━━ Listed entries
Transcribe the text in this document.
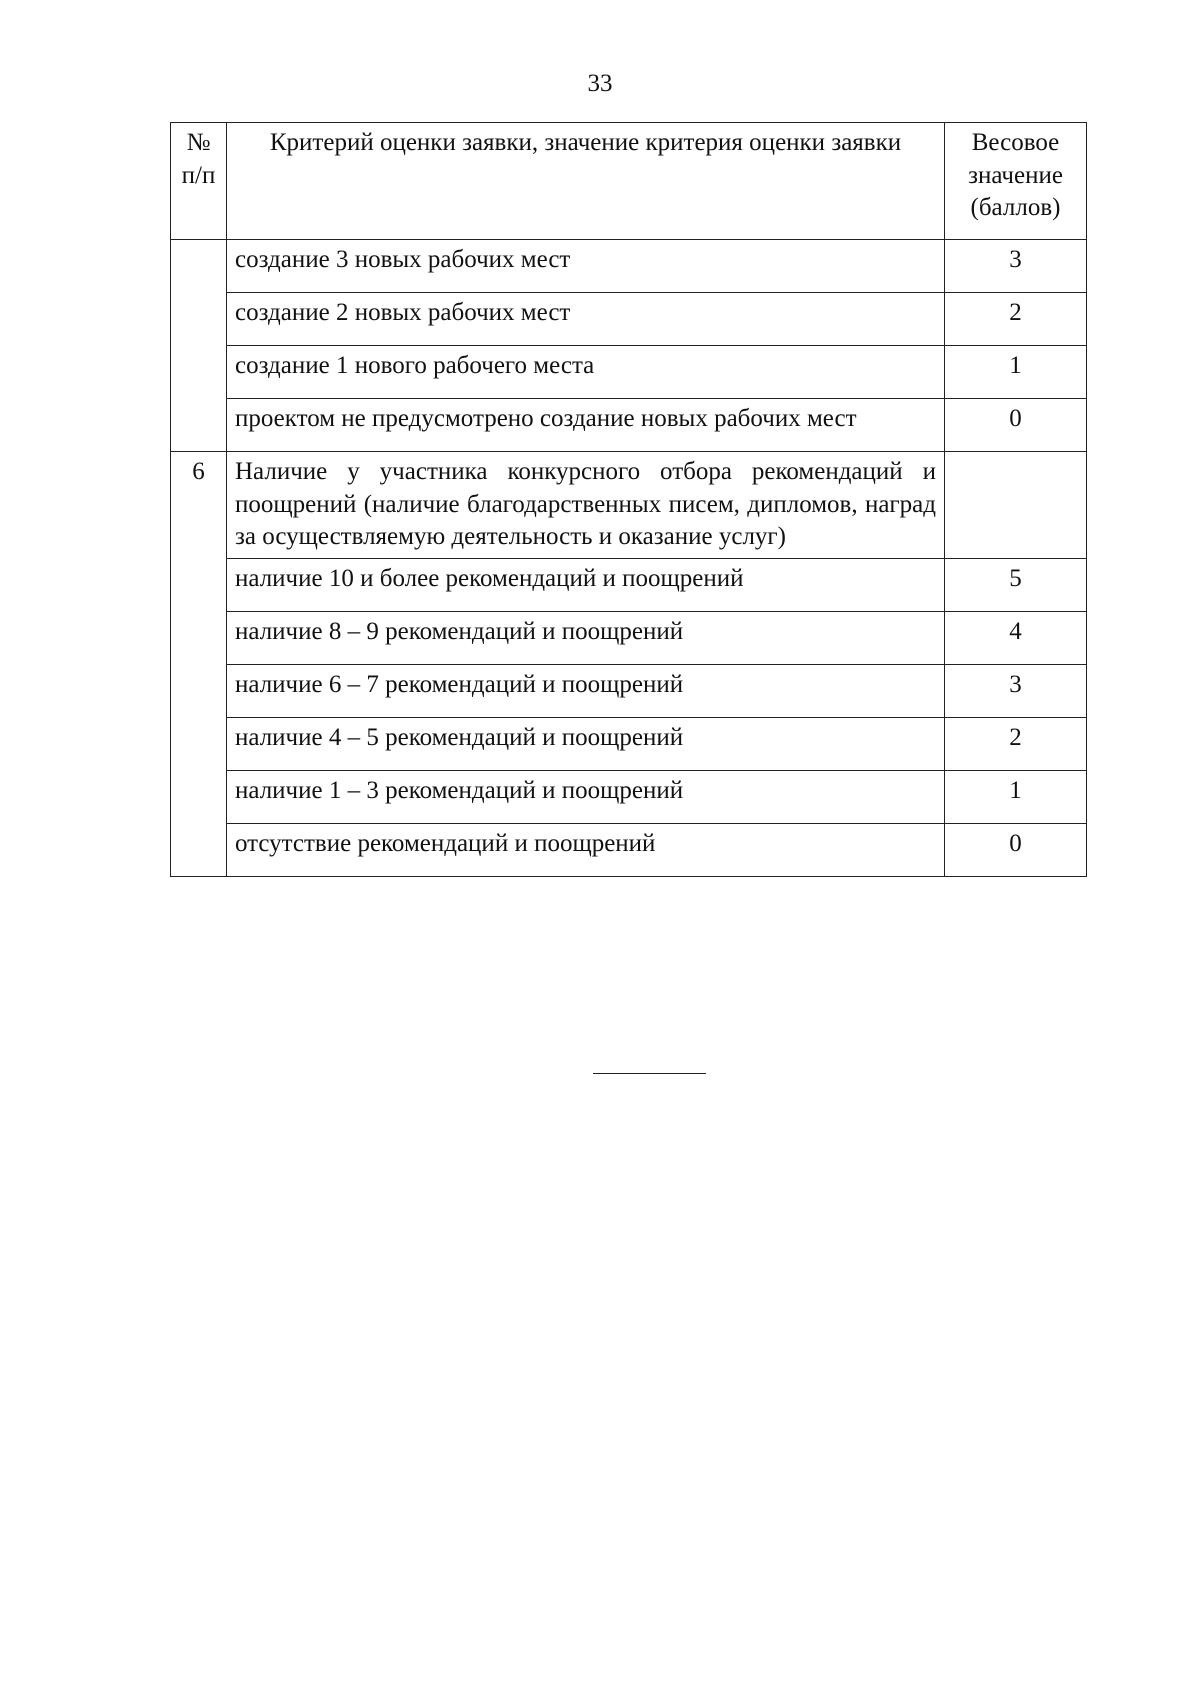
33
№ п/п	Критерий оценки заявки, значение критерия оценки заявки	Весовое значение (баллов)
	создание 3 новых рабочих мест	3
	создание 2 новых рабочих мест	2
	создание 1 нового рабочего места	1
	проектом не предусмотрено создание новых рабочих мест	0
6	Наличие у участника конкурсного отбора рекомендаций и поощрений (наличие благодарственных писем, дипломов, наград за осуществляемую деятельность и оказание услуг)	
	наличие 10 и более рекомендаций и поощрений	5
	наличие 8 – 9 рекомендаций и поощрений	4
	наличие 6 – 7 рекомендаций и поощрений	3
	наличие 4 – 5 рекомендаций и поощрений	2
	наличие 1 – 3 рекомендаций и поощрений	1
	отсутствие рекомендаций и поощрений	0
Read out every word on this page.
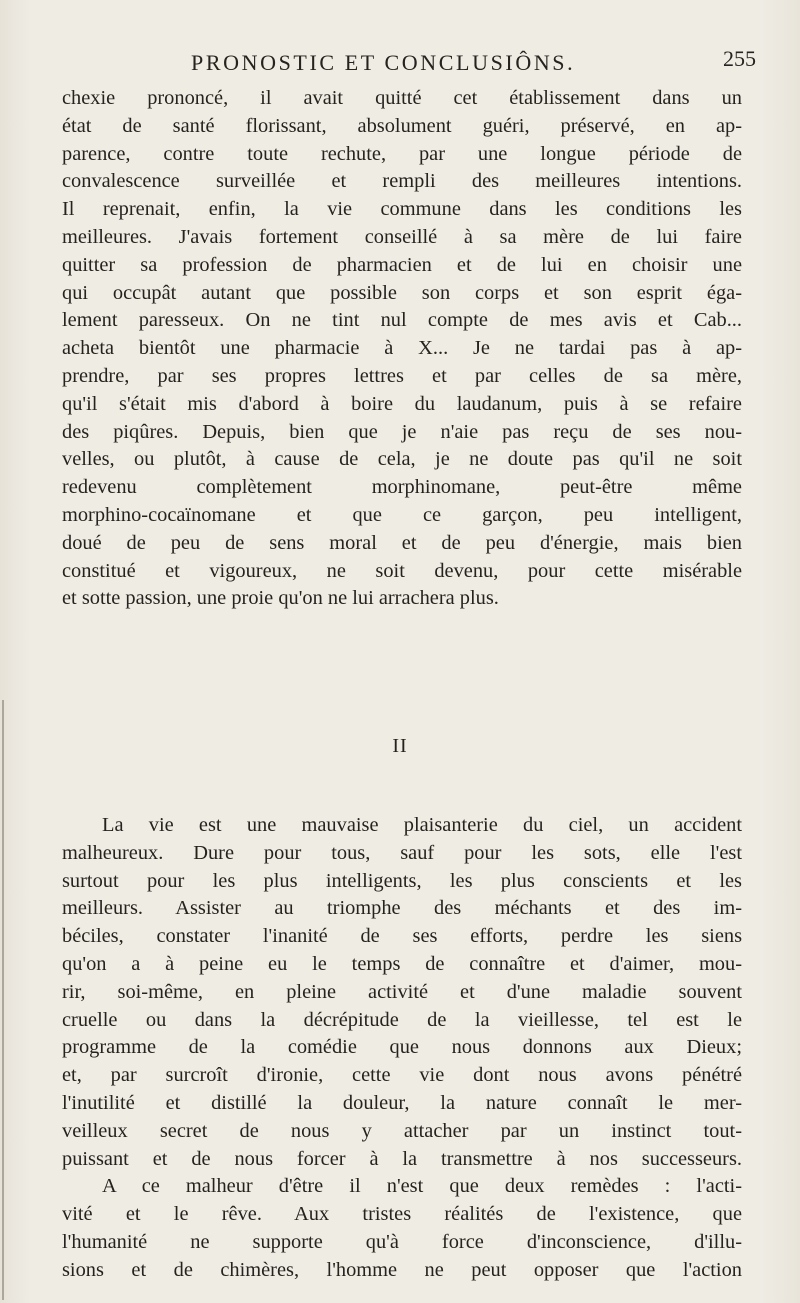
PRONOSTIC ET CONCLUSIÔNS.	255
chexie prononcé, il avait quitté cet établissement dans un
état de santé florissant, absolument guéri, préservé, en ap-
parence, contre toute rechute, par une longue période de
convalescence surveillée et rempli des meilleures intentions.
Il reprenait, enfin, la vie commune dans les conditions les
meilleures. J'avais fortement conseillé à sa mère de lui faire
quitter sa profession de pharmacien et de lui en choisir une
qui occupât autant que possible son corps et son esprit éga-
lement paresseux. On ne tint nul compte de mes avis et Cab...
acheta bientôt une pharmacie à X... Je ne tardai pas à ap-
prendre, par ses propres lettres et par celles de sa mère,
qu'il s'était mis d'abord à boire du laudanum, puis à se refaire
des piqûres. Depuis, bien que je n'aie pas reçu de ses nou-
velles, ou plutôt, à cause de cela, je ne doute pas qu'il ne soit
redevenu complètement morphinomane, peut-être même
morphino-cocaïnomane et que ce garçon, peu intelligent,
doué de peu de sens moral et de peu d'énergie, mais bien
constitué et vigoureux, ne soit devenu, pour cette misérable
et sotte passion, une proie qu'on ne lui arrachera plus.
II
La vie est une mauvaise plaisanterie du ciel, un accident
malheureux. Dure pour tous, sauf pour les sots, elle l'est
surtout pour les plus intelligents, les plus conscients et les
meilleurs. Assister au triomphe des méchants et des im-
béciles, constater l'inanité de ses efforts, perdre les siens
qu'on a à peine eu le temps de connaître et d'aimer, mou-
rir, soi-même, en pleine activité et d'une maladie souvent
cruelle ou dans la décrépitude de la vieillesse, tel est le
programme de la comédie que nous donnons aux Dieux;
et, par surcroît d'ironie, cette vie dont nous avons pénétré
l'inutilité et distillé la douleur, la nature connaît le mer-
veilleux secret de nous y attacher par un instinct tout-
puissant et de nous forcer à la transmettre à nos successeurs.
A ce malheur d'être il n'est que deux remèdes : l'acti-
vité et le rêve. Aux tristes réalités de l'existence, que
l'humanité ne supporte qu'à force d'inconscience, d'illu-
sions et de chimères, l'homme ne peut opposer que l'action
━━━━
━━ Listed entries
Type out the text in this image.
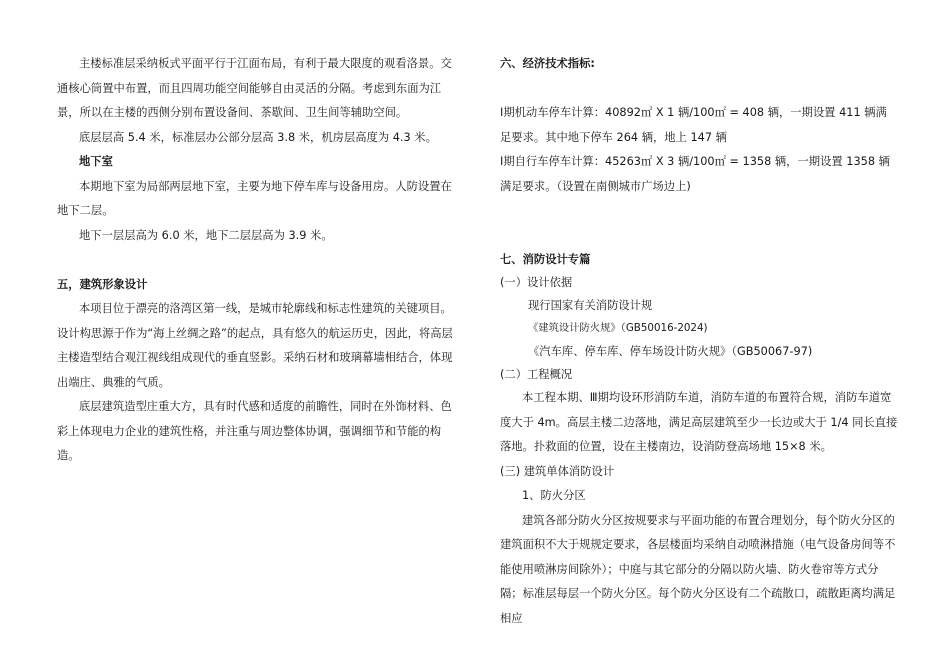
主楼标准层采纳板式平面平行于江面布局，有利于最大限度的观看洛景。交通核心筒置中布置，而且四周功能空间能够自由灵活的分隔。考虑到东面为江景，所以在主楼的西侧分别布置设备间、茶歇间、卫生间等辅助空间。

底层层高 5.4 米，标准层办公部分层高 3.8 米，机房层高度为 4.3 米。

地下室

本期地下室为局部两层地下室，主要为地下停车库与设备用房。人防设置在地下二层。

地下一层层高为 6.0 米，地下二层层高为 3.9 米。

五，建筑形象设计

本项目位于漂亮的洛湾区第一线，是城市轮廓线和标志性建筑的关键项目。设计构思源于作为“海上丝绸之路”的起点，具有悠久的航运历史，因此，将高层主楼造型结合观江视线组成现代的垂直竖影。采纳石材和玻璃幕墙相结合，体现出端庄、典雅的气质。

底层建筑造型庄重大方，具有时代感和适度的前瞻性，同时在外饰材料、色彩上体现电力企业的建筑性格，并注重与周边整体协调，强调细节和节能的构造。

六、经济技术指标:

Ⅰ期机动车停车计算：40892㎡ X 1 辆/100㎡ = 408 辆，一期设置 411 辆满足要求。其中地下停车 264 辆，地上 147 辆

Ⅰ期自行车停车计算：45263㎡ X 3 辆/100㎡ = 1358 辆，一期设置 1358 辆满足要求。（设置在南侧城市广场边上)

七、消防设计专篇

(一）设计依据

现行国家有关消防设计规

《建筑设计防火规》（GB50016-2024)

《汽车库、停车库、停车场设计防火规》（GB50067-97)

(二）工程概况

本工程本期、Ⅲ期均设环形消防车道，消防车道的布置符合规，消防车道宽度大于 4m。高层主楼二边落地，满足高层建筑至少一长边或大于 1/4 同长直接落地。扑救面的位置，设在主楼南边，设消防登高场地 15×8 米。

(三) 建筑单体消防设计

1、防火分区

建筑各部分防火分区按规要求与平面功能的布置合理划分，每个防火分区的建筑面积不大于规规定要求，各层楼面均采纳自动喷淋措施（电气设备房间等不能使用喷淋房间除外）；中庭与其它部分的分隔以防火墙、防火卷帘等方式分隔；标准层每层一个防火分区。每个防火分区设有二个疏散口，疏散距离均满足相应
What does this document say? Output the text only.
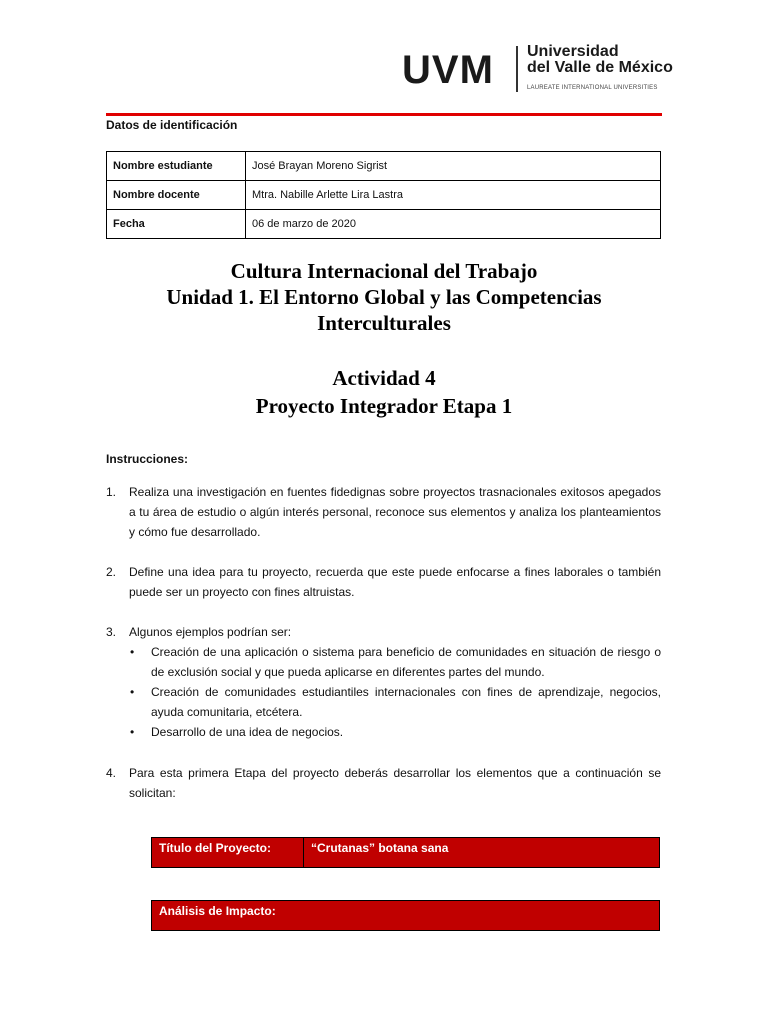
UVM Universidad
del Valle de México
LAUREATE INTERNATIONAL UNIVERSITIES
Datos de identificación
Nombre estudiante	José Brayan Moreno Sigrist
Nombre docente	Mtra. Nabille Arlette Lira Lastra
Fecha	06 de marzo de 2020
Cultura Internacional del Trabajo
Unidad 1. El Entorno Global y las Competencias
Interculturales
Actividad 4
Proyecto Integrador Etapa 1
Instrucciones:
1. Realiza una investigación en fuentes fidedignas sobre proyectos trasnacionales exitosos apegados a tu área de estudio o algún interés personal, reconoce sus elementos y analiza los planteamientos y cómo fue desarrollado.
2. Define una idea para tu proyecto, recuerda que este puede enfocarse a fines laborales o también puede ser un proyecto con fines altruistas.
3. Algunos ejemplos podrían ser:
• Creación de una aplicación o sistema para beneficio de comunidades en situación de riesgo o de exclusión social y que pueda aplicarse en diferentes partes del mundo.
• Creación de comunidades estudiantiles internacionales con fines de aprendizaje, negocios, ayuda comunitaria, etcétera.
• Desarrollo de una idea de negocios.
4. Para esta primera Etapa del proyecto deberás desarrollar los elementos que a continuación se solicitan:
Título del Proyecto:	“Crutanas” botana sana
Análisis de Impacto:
━━━━
= What the task requires =
Look through the entries above and report each line where the string "cette" occurs.

= Result for this exercise =
constitué et vigoureux, ne soit devenu, pour cette misérable
et, par surcroît d'ironie, cette vie dont nous avons pénétré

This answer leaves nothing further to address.